Emit the data below verbatim, stripping out any pictures.

:::

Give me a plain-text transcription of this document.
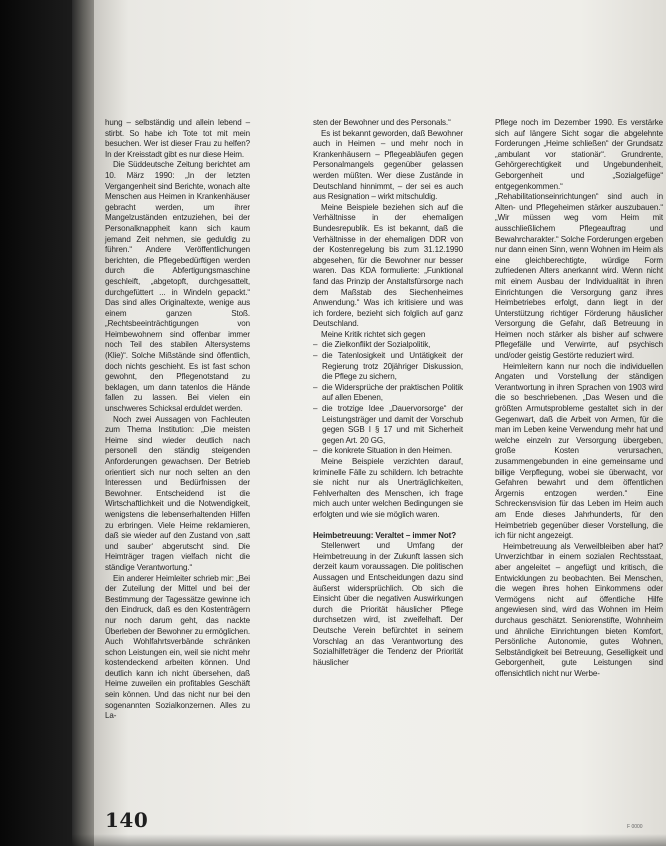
hung – selbständig und allein lebend – stirbt. So habe ich Tote tot mit mein besuchen. Wer ist dieser Frau zu helfen? In der Kreisstadt gibt es nur diese Heim.

Die Süddeutsche Zeitung berichtet am 10. März 1990: „In der letzten Vergangenheit sind Berichte, wonach alte Menschen aus Heimen in Krankenhäuser gebracht werden, um ihrer Mangelzuständen entzuziehen, bei der Personalknappheit kann sich kaum jemand Zeit nehmen, sie geduldig zu führen.“ Andere Veröffentlichungen berichten, die Pflegebedürftigen werden durch die Abfertigungsmaschine geschleift, „abgetopft, durchgesattelt, durchgefüttert ... in Windeln gepackt.“ Das sind alles Originaltexte, wenige aus einem ganzen Stoß. „Rechtsbeeinträchtigungen von Heimbewohnern sind offenbar immer noch Teil des stabilen Altersystems (Klie)“. Solche Mißstände sind öffentlich, doch nichts geschieht. Es ist fast schon gewohnt, den Pflegenotstand zu beklagen, um dann tatenlos die Hände fallen zu lassen. Bei vielen ein unschweres Schicksal erduldet werden.

Noch zwei Aussagen von Fachleuten zum Thema Institution: „Die meisten Heime sind wieder deutlich nach personell den ständig steigenden Anforderungen gewachsen. Der Betrieb orientiert sich nur noch selten an den Interessen und Bedürfnissen der Bewohner. Entscheidend ist die Wirtschaftlichkeit und die Notwendigkeit, wenigstens die lebenserhaltenden Hilfen zu erbringen. Viele Heime reklamieren, daß sie wieder auf den Zustand von ‚satt und sauber‘ abgerutscht sind. Die Heimträger tragen vielfach nicht die ständige Verantwortung.“

Ein anderer Heimleiter schrieb mir: „Bei der Zuteilung der Mittel und bei der Bestimmung der Tagessätze gewinne ich den Eindruck, daß es den Kostenträgern nur noch darum geht, das nackte Überleben der Bewohner zu ermöglichen. Auch Wohlfahrtsverbände schränken schon Leistungen ein, weil sie nicht mehr kostendeckend arbeiten können. Und deutlich kann ich nicht übersehen, daß Heime zuweilen ein profitables Geschäft sein können. Und das nicht nur bei den sogenannten Sozialkonzernen. Alles zu La-

sten der Bewohner und des Personals.“

Es ist bekannt geworden, daß Bewohner auch in Heimen – und mehr noch in Krankenhäusern – Pflegeabläufen gegen Personalmangels gegenüber gelassen werden müßten. Wer diese Zustände in Deutschland hinnimmt, – der sei es auch aus Resignation – wirkt mitschuldig.

Meine Beispiele beziehen sich auf die Verhältnisse in der ehemaligen Bundesrepublik. Es ist bekannt, daß die Verhältnisse in der ehemaligen DDR von der Kostenregelung bis zum 31.12.1990 abgesehen, für die Bewohner nur besser waren. Das KDA formulierte: „Funktional fand das Prinzip der Anstaltsfürsorge nach dem Maßstab des Siechenheimes Anwendung.“ Was ich kritisiere und was ich fordere, bezieht sich folglich auf ganz Deutschland.

Meine Kritik richtet sich gegen

– die Zielkonflikt der Sozialpolitik,
– die Tatenlosigkeit und Untätigkeit der Regierung trotz 20jähriger Diskussion, die Pflege zu sichern,
– die Widersprüche der praktischen Politik auf allen Ebenen,
– die trotzige Idee „Dauervorsorge“ der Leistungsträger und damit der Vorschub gegen SGB I § 17 und mit Sicherheit gegen Art. 20 GG,
– die konkrete Situation in den Heimen.

Meine Beispiele verzichten darauf, kriminelle Fälle zu schildern. Ich betrachte sie nicht nur als Unerträglichkeiten, Fehlverhalten des Menschen, ich frage mich auch unter welchen Bedingungen sie erfolgten und wie sie möglich waren.

Heimbetreuung: Veraltet – immer Not?

Stellenwert und Umfang der Heimbetreuung in der Zukunft lassen sich derzeit kaum voraussagen. Die politischen Aussagen und Entscheidungen dazu sind äußerst widersprüchlich. Ob sich die Einsicht über die negativen Auswirkungen durch die Priorität häuslicher Pflege durchsetzen wird, ist zweifelhaft. Der Deutsche Verein befürchtet in seinem Vorschlag an das Verantwortung des Sozialhilfeträger die Tendenz der Priorität häuslicher

Pflege noch im Dezember 1990. Es verstärke sich auf längere Sicht sogar die abgelehnte Forderungen „Heime schließen“ der Grundsatz „ambulant vor stationär“. Grundrente, Gehörgerechtigkeit und Ungebundenheit, Geborgenheit und „Sozialgefüge“ entgegenkommen.“ „Rehabilitationseinrichtungen“ sind auch in Alten- und Pflegeheimen stärker auszubauen.“ „Wir müssen weg vom Heim mit ausschließlichem Pflegeauftrag und Bewahrcharakter.“ Solche Forderungen ergeben nur dann einen Sinn, wenn Wohnen im Heim als eine gleichberechtigte, würdige Form zufriedenen Alters anerkannt wird. Wenn nicht mit einem Ausbau der Individualität in ihren Einrichtungen die Versorgung ganz ihres Heimbetriebes erfolgt, dann liegt in der Unterstützung richtiger Förderung häuslicher Versorgung die Gefahr, daß Betreuung in Heimen noch stärker als bisher auf schwere Pflegefälle und Verwirrte, auf psychisch und/oder geistig Gestörte reduziert wird.

Heimleitern kann nur noch die individuellen Angaten und Vorstellung der ständigen Verantwortung in ihren Sprachen von 1903 wird die so beschriebenen. „Das Wesen und die größten Armutsprobleme gestaltet sich in der Gegenwart, daß die Arbeit von Armen, für die man im Leben keine Verwendung mehr hat und welche einzeln zur Versorgung übergeben, große Kosten verursachen, zusammengebunden in eine gemeinsame und billige Verpflegung, wobei sie überwacht, vor Gefahren bewahrt und dem öffentlichen Ärgernis entzogen werden.“ Eine Schreckensvision für das Leben im Heim auch am Ende dieses Jahrhunderts, für den Heimbetrieb gegenüber dieser Vorstellung, die ich für nicht angezeigt.

Heimbetreuung als Verweilbleiben aber hat? Unverzichtbar in einem sozialen Rechtsstaat, aber angeleitet – angefügt und kritisch, die Entwicklungen zu beobachten. Bei Menschen, die wegen ihres hohen Einkommens oder Vermögens nicht auf öffentliche Hilfe angewiesen sind, wird das Wohnen im Heim durchaus geschätzt. Seniorenstifte, Wohnheim und ähnliche Einrichtungen bieten Komfort, Persönliche Autonomie, gutes Wohnen, Selbständigkeit bei Betreuung, Geselligkeit und Geborgenheit, gute Leistungen sind offensichtlich nicht nur Werbe-

140	F 0000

:::

◆ TASK ANSWER ◆
Give me a plain-text transcription of this document.
hung – selbständig und allein lebend – stirbt. So habe ich Tote tot mit mein besuchen. Wer ist dieser Frau zu helfen? In der Kreisstadt gibt es nur diese Heim.

Die Süddeutsche Zeitung berichtet am 10. März 1990: „In der letzten Vergangenheit sind Berichte, wonach alte Menschen aus Heimen in Krankenhäuser gebracht werden, um ihrer Mangelzuständen entzuziehen, bei der Personalknappheit kann sich kaum jemand Zeit nehmen, sie geduldig zu führen.“ Andere Veröffentlichungen berichten, die Pflegebedürftigen werden durch die Abfertigungsmaschine geschleift, „abgetopft, durchgesattelt, durchgefüttert ... in Windeln gepackt.“ Das sind alles Originaltexte, wenige aus einem ganzen Stoß. „Rechtsbeeinträchtigungen von Heimbewohnern sind offenbar immer noch Teil des stabilen Altersystems (Klie)“. Solche Mißstände sind öffentlich, doch nichts geschieht. Es ist fast schon gewohnt, den Pflegenotstand zu beklagen, um dann tatenlos die Hände fallen zu lassen. Bei vielen ein unschweres Schicksal erduldet werden.

Noch zwei Aussagen von Fachleuten zum Thema Institution: „Die meisten Heime sind wieder deutlich nach personell den ständig steigenden Anforderungen gewachsen. Der Betrieb orientiert sich nur noch selten an den Interessen und Bedürfnissen der Bewohner. Entscheidend ist die Wirtschaftlichkeit und die Notwendigkeit, wenigstens die lebenserhaltenden Hilfen zu erbringen. Viele Heime reklamieren, daß sie wieder auf den Zustand von ‚satt und sauber‘ abgerutscht sind. Die Heimträger tragen vielfach nicht die ständige Verantwortung.“

Ein anderer Heimleiter schrieb mir: „Bei der Zuteilung der Mittel und bei der Bestimmung der Tagessätze gewinne ich den Eindruck, daß es den Kostenträgern nur noch darum geht, das nackte Überleben der Bewohner zu ermöglichen. Auch Wohlfahrtsverbände schränken schon Leistungen ein, weil sie nicht mehr kostendeckend arbeiten können. Und deutlich kann ich nicht übersehen, daß Heime zuweilen ein profitables Geschäft sein können. Und das nicht nur bei den sogenannten Sozialkonzernen. Alles zu La-

sten der Bewohner und des Personals.“

Es ist bekannt geworden, daß Bewohner auch in Heimen – und mehr noch in Krankenhäusern – Pflegeabläufen gegen Personalmangels gegenüber gelassen werden müßten. Wer diese Zustände in Deutschland hinnimmt, – der sei es auch aus Resignation – wirkt mitschuldig.

Meine Beispiele beziehen sich auf die Verhältnisse in der ehemaligen Bundesrepublik. Es ist bekannt, daß die Verhältnisse in der ehemaligen DDR von der Kostenregelung bis zum 31.12.1990 abgesehen, für die Bewohner nur besser waren. Das KDA formulierte: „Funktional fand das Prinzip der Anstaltsfürsorge nach dem Maßstab des Siechenheimes Anwendung.“ Was ich kritisiere und was ich fordere, bezieht sich folglich auf ganz Deutschland.

Meine Kritik richtet sich gegen

– die Zielkonflikt der Sozialpolitik,
– die Tatenlosigkeit und Untätigkeit der Regierung trotz 20jähriger Diskussion, die Pflege zu sichern,
– die Widersprüche der praktischen Politik auf allen Ebenen,
– die trotzige Idee „Dauervorsorge“ der Leistungsträger und damit der Vorschub gegen SGB I § 17 und mit Sicherheit gegen Art. 20 GG,
– die konkrete Situation in den Heimen.

Meine Beispiele verzichten darauf, kriminelle Fälle zu schildern. Ich betrachte sie nicht nur als Unerträglichkeiten, Fehlverhalten des Menschen, ich frage mich auch unter welchen Bedingungen sie erfolgten und wie sie möglich waren.

Heimbetreuung: Veraltet – immer Not?

Stellenwert und Umfang der Heimbetreuung in der Zukunft lassen sich derzeit kaum voraussagen. Die politischen Aussagen und Entscheidungen dazu sind äußerst widersprüchlich. Ob sich die Einsicht über die negativen Auswirkungen durch die Priorität häuslicher Pflege durchsetzen wird, ist zweifelhaft. Der Deutsche Verein befürchtet in seinem Vorschlag an das Verantwortung des Sozialhilfeträger die Tendenz der Priorität häuslicher

Pflege noch im Dezember 1990. Es verstärke sich auf längere Sicht sogar die abgelehnte Forderungen „Heime schließen“ der Grundsatz „ambulant vor stationär“. Grundrente, Gehörgerechtigkeit und Ungebundenheit, Geborgenheit und „Sozialgefüge“ entgegenkommen.“ „Rehabilitationseinrichtungen“ sind auch in Alten- und Pflegeheimen stärker auszubauen.“ „Wir müssen weg vom Heim mit ausschließlichem Pflegeauftrag und Bewahrcharakter.“ Solche Forderungen ergeben nur dann einen Sinn, wenn Wohnen im Heim als eine gleichberechtigte, würdige Form zufriedenen Alters anerkannt wird. Wenn nicht mit einem Ausbau der Individualität in ihren Einrichtungen die Versorgung ganz ihres Heimbetriebes erfolgt, dann liegt in der Unterstützung richtiger Förderung häuslicher Versorgung die Gefahr, daß Betreuung in Heimen noch stärker als bisher auf schwere Pflegefälle und Verwirrte, auf psychisch und/oder geistig Gestörte reduziert wird.

Heimleitern kann nur noch die individuellen Angaten und Vorstellung der ständigen Verantwortung in ihren Sprachen von 1903 wird die so beschriebenen. „Das Wesen und die größten Armutsprobleme gestaltet sich in der Gegenwart, daß die Arbeit von Armen, für die man im Leben keine Verwendung mehr hat und welche einzeln zur Versorgung übergeben, große Kosten verursachen, zusammengebunden in eine gemeinsame und billige Verpflegung, wobei sie überwacht, vor Gefahren bewahrt und dem öffentlichen Ärgernis entzogen werden.“ Eine Schreckensvision für das Leben im Heim auch am Ende dieses Jahrhunderts, für den Heimbetrieb gegenüber dieser Vorstellung, die ich für nicht angezeigt.

Heimbetreuung als Verweilbleiben aber hat? Unverzichtbar in einem sozialen Rechtsstaat, aber angeleitet – angefügt und kritisch, die Entwicklungen zu beobachten. Bei Menschen, die wegen ihres hohen Einkommens oder Vermögens nicht auf öffentliche Hilfe angewiesen sind, wird das Wohnen im Heim durchaus geschätzt. Seniorenstifte, Wohnheim und ähnliche Einrichtungen bieten Komfort, Persönliche Autonomie, gutes Wohnen, Selbständigkeit bei Betreuung, Geselligkeit und Geborgenheit, gute Leistungen sind offensichtlich nicht nur Werbe-

140	F 0000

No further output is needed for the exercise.